TASK:
Scan the data for lines with "Waalen" and report the count by itself.

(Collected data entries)
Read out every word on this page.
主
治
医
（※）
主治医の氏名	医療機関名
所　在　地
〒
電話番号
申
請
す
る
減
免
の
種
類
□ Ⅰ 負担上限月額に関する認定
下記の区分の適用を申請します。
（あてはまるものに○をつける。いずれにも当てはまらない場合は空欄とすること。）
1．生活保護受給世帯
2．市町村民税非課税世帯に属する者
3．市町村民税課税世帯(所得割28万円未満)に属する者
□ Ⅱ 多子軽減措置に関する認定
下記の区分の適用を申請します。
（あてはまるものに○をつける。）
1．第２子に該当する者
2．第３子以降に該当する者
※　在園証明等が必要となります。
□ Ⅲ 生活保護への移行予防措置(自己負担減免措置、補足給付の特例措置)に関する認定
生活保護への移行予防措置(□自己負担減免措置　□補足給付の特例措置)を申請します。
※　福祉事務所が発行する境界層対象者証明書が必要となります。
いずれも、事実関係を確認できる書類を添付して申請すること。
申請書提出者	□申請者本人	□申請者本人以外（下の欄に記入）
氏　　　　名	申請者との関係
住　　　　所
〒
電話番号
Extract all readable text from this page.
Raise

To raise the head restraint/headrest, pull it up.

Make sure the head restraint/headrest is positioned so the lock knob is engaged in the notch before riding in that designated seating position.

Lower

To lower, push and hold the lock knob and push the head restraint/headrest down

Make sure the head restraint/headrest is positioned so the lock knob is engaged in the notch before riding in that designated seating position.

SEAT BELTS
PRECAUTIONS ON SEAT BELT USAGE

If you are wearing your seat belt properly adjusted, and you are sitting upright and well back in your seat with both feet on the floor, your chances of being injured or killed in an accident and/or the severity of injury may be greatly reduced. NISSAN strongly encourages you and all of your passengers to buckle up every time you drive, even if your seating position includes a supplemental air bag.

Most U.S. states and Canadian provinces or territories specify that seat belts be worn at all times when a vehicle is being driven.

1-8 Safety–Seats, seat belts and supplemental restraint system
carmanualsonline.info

* * *

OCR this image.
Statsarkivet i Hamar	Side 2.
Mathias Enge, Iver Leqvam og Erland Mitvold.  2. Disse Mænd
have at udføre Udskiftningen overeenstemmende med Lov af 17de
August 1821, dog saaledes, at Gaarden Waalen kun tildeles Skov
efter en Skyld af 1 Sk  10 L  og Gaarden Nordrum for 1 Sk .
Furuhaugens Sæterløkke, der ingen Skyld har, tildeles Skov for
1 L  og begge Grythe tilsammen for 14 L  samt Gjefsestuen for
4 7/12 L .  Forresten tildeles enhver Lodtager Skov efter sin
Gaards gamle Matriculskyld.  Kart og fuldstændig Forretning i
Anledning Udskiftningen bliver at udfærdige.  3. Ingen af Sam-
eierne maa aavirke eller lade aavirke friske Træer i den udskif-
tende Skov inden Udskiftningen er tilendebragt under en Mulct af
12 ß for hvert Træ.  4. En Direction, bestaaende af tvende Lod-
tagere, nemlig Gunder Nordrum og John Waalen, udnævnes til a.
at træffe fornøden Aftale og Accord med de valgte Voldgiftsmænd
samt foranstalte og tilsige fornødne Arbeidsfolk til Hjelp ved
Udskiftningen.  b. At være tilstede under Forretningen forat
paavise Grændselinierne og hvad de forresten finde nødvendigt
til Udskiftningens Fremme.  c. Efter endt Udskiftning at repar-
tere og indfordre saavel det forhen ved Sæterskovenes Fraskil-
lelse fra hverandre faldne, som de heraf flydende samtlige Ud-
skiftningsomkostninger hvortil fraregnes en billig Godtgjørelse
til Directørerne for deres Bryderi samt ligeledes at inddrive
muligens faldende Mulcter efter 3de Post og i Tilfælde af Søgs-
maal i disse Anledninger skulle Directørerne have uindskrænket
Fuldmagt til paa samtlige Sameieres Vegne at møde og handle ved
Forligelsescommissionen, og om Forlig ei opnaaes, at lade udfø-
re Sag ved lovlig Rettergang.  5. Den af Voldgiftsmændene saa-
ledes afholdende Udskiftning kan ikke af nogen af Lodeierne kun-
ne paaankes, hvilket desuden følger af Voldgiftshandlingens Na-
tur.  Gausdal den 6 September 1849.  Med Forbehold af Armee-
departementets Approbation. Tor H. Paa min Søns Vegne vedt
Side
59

* * *

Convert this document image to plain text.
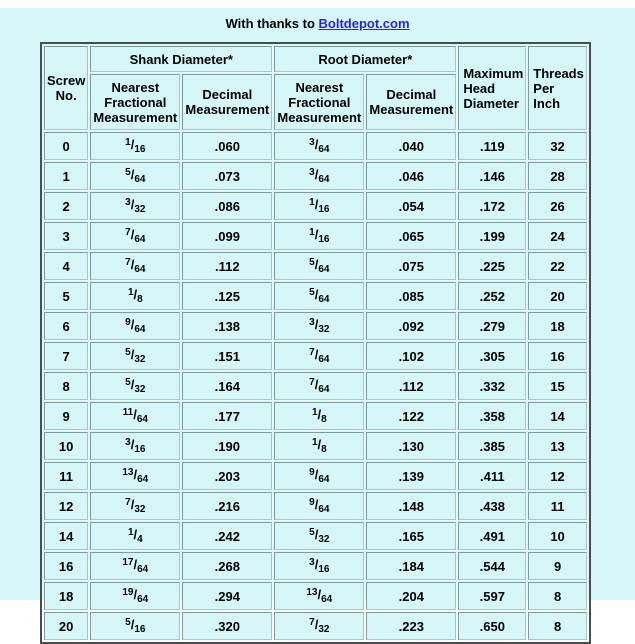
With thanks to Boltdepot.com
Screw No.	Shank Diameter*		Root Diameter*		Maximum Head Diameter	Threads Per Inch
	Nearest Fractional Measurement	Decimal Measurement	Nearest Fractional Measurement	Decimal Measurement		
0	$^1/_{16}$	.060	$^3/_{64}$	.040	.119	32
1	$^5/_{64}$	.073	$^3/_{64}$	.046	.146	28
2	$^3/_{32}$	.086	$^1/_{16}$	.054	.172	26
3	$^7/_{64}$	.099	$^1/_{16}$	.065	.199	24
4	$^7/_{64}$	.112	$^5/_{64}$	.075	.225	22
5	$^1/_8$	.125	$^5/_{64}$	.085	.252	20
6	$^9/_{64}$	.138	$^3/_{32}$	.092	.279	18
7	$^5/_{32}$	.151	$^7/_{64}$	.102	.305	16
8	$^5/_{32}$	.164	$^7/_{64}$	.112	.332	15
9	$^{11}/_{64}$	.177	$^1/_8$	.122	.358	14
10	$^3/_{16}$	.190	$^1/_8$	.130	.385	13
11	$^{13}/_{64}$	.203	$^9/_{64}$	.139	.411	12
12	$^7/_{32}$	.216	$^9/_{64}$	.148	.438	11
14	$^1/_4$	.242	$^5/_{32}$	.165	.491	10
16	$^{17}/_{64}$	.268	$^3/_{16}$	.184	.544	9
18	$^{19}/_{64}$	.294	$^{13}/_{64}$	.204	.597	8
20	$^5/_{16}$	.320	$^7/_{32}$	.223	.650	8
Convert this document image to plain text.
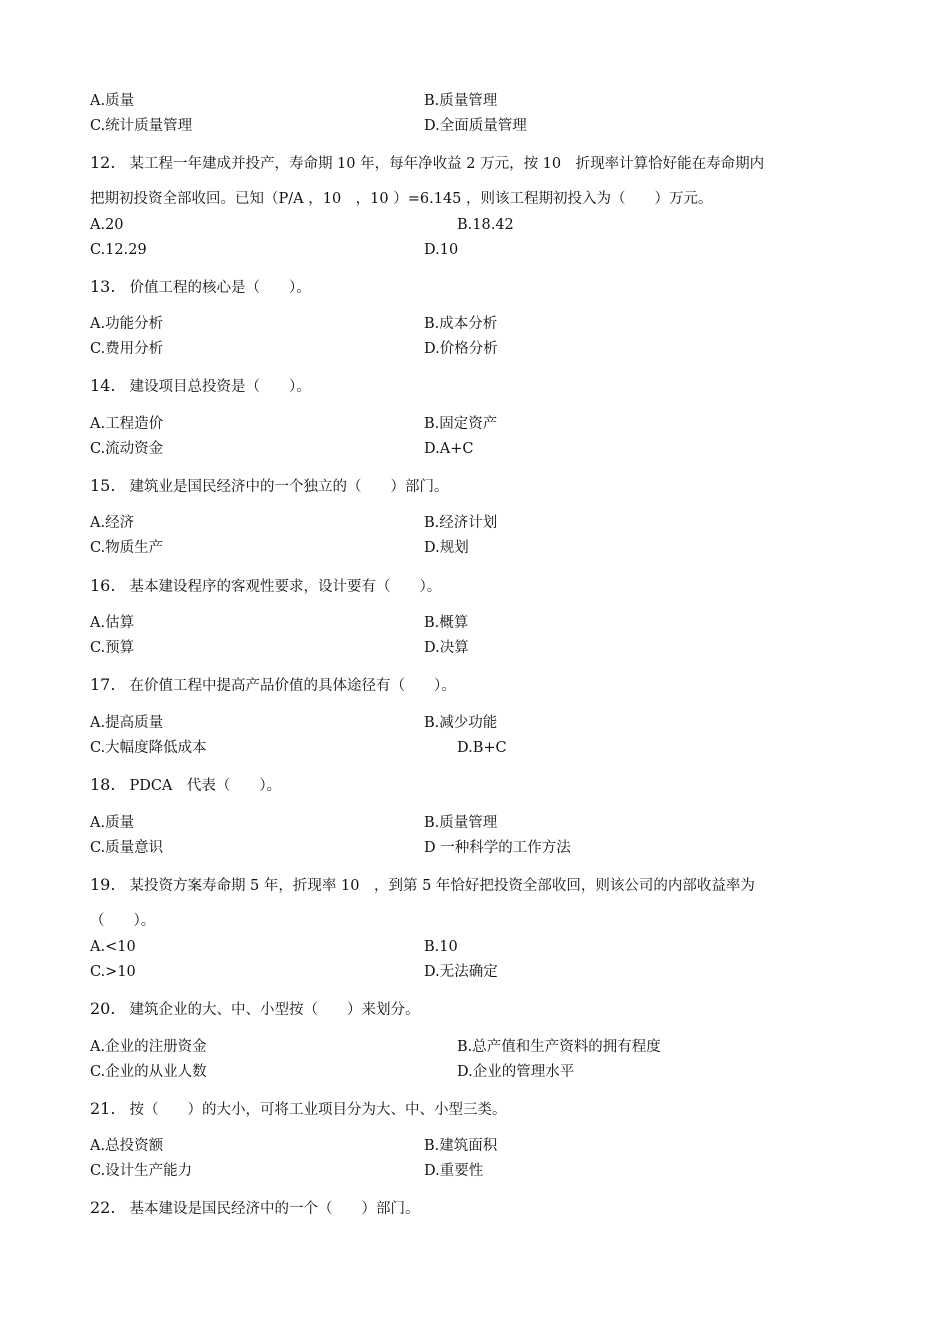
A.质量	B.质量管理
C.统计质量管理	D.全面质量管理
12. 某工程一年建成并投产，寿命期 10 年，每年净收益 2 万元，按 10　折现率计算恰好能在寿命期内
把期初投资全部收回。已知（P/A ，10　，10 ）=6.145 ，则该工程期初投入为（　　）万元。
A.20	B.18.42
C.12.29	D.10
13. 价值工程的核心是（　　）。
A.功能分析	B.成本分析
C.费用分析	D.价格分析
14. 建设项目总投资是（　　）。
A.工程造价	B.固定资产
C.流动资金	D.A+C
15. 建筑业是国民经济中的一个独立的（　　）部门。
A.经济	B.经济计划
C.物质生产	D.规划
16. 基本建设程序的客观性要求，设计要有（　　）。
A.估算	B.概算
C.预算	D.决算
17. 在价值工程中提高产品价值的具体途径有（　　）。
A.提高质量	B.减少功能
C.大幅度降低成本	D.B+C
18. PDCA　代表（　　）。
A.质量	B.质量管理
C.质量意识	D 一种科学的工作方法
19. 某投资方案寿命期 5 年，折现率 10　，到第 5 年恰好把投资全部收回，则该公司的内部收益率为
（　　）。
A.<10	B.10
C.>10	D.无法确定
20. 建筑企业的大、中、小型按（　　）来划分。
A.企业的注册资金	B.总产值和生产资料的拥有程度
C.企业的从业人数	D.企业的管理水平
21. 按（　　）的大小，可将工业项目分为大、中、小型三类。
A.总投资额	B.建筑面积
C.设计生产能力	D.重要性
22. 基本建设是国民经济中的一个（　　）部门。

WRITTEN REPLY:
2